→ **Exercise task**
Your task is to output the listing word for word, with pictures excluded.

→ **Supplied records**

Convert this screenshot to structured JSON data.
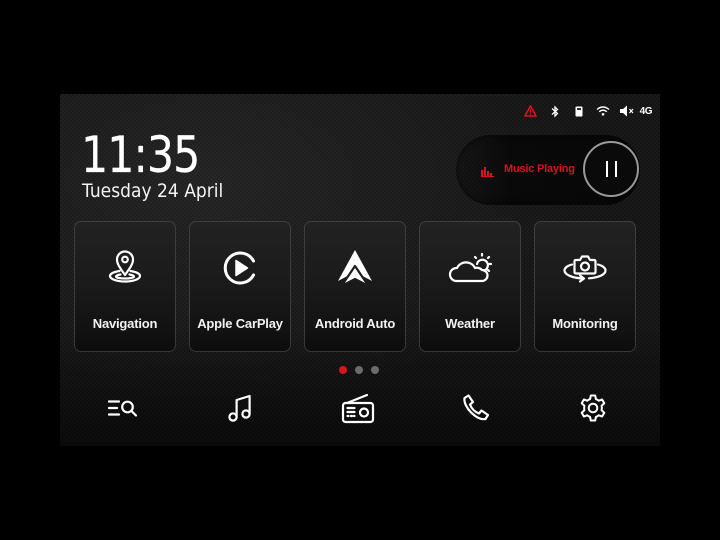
{
  "status_bar": {
    "icons": [
      "warning-icon",
      "bluetooth-icon",
      "usb-icon",
      "wifi-icon",
      "mute-icon"
    ],
    "network": "4G",
    "warning_color": "#d8141c"
  },
  "clock": {
    "time": "11:35",
    "date": "Tuesday 24 April"
  },
  "music_widget": {
    "status": "Music Playing",
    "icon": "equalizer-icon",
    "control": "pause-icon",
    "accent": "#d8141c"
  },
  "tiles": [
    {
      "label": "Navigation",
      "icon": "location-pin-icon"
    },
    {
      "label": "Apple CarPlay",
      "icon": "carplay-icon"
    },
    {
      "label": "Android Auto",
      "icon": "android-auto-icon"
    },
    {
      "label": "Weather",
      "icon": "weather-icon"
    },
    {
      "label": "Monitoring",
      "icon": "camera-360-icon"
    }
  ],
  "pagination": {
    "current": 1,
    "total": 3
  },
  "dock": [
    {
      "name": "menu-search",
      "icon": "list-search-icon"
    },
    {
      "name": "music",
      "icon": "music-note-icon"
    },
    {
      "name": "radio",
      "icon": "radio-icon"
    },
    {
      "name": "phone",
      "icon": "phone-icon"
    },
    {
      "name": "settings",
      "icon": "gear-icon"
    }
  ]
}
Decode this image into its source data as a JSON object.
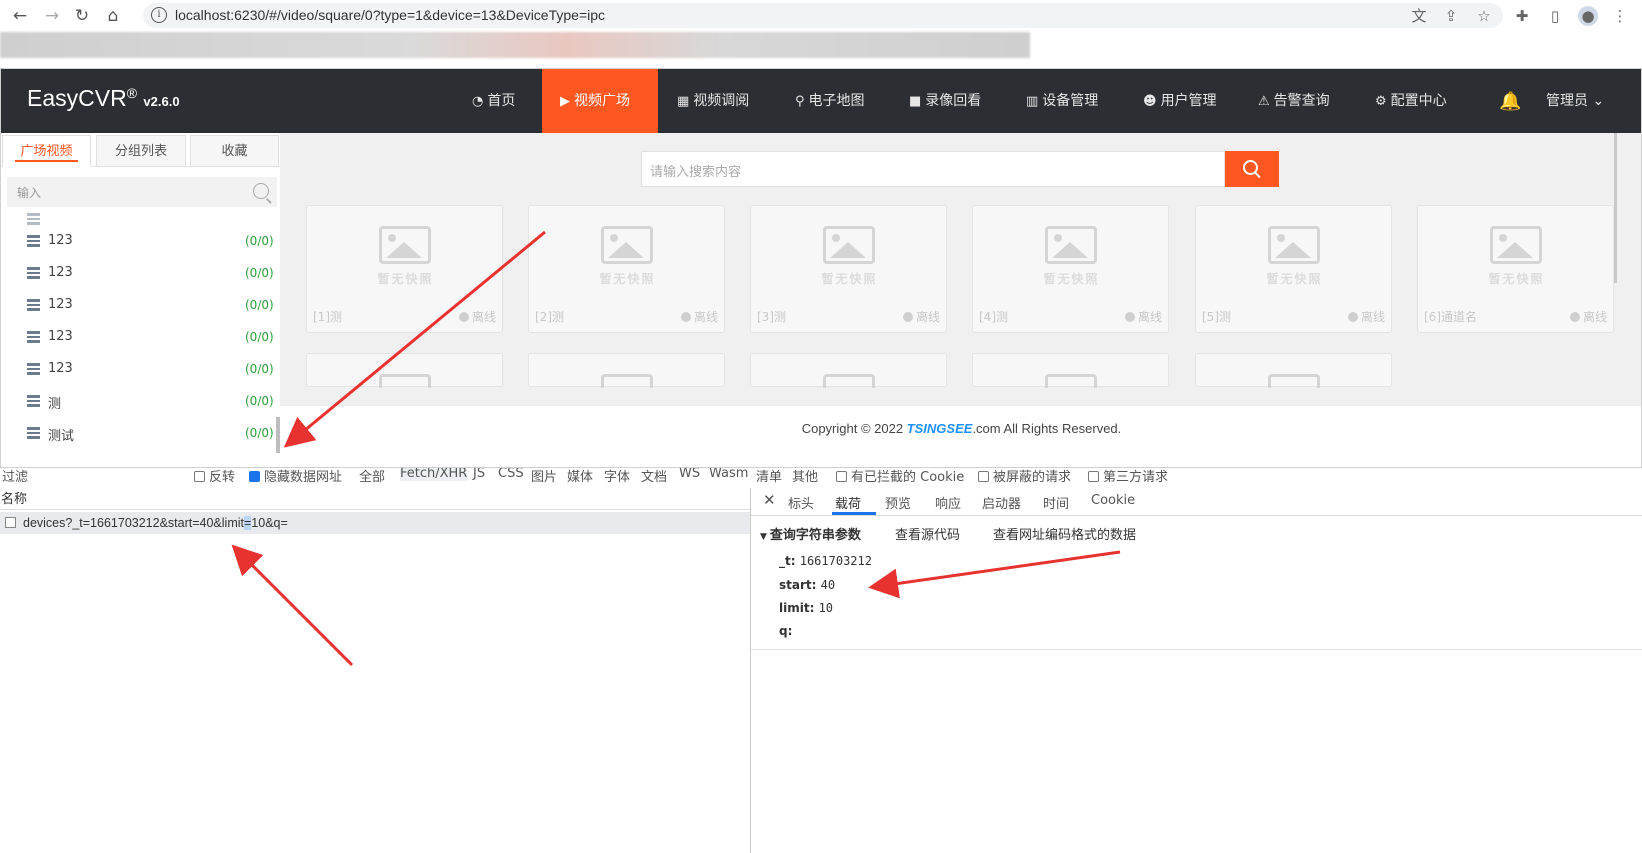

→ **Response to the task**
Convert this screenshot to structured JSON data.
{
  "status_bar": {
    "icons": [
      "warning-icon",
      "bluetooth-icon",
      "usb-icon",
      "wifi-icon",
      "mute-icon"
    ],
    "network": "4G",
    "warning_color": "#d8141c"
  },
  "clock": {
    "time": "11:35",
    "date": "Tuesday 24 April"
  },
  "music_widget": {
    "status": "Music Playing",
    "icon": "equalizer-icon",
    "control": "pause-icon",
    "accent": "#d8141c"
  },
  "tiles": [
    {
      "label": "Navigation",
      "icon": "location-pin-icon"
    },
    {
      "label": "Apple CarPlay",
      "icon": "carplay-icon"
    },
    {
      "label": "Android Auto",
      "icon": "android-auto-icon"
    },
    {
      "label": "Weather",
      "icon": "weather-icon"
    },
    {
      "label": "Monitoring",
      "icon": "camera-360-icon"
    }
  ],
  "pagination": {
    "current": 1,
    "total": 3
  },
  "dock": [
    {
      "name": "menu-search",
      "icon": "list-search-icon"
    },
    {
      "name": "music",
      "icon": "music-note-icon"
    },
    {
      "name": "radio",
      "icon": "radio-icon"
    },
    {
      "name": "phone",
      "icon": "phone-icon"
    },
    {
      "name": "settings",
      "icon": "gear-icon"
    }
  ]
}
Decode this image into its source data as a JSON object.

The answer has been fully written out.